Stated problem >> Make an exact copy of the records, dropping all pictures.

** START OF Records shown **

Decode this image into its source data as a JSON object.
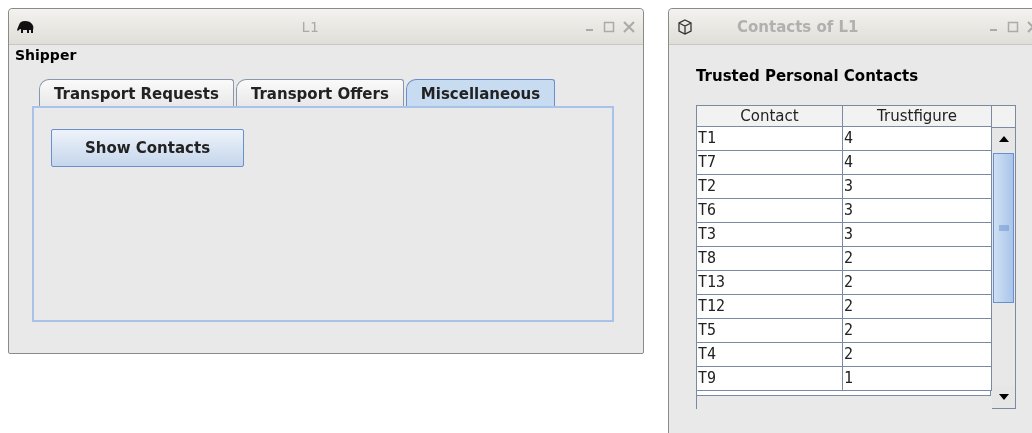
{
  "windows": [
    {
      "kind": "main",
      "title": "L1",
      "heading": "Shipper",
      "tabs": [
        {
          "label": "Transport Requests",
          "selected": false
        },
        {
          "label": "Transport Offers",
          "selected": false
        },
        {
          "label": "Miscellaneous",
          "selected": true
        }
      ],
      "button": "Show Contacts"
    },
    {
      "kind": "contacts",
      "title": "Contacts of L1",
      "heading": "Trusted Personal Contacts",
      "table": {
        "columns": [
          "Contact",
          "Trustfigure"
        ],
        "rows": [
          [
            "T1",
            "4"
          ],
          [
            "T7",
            "4"
          ],
          [
            "T2",
            "3"
          ],
          [
            "T6",
            "3"
          ],
          [
            "T3",
            "3"
          ],
          [
            "T8",
            "2"
          ],
          [
            "T13",
            "2"
          ],
          [
            "T12",
            "2"
          ],
          [
            "T5",
            "2"
          ],
          [
            "T4",
            "2"
          ],
          [
            "T9",
            "1"
          ]
        ]
      }
    }
  ]
}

** END OF Records shown **

Response >>
Decode this image into its source data as a JSON object.
{
  "windows": [
    {
      "kind": "main",
      "title": "L1",
      "heading": "Shipper",
      "tabs": [
        {
          "label": "Transport Requests",
          "selected": false
        },
        {
          "label": "Transport Offers",
          "selected": false
        },
        {
          "label": "Miscellaneous",
          "selected": true
        }
      ],
      "button": "Show Contacts"
    },
    {
      "kind": "contacts",
      "title": "Contacts of L1",
      "heading": "Trusted Personal Contacts",
      "table": {
        "columns": [
          "Contact",
          "Trustfigure"
        ],
        "rows": [
          [
            "T1",
            "4"
          ],
          [
            "T7",
            "4"
          ],
          [
            "T2",
            "3"
          ],
          [
            "T6",
            "3"
          ],
          [
            "T3",
            "3"
          ],
          [
            "T8",
            "2"
          ],
          [
            "T13",
            "2"
          ],
          [
            "T12",
            "2"
          ],
          [
            "T5",
            "2"
          ],
          [
            "T4",
            "2"
          ],
          [
            "T9",
            "1"
          ]
        ]
      }
    }
  ]
}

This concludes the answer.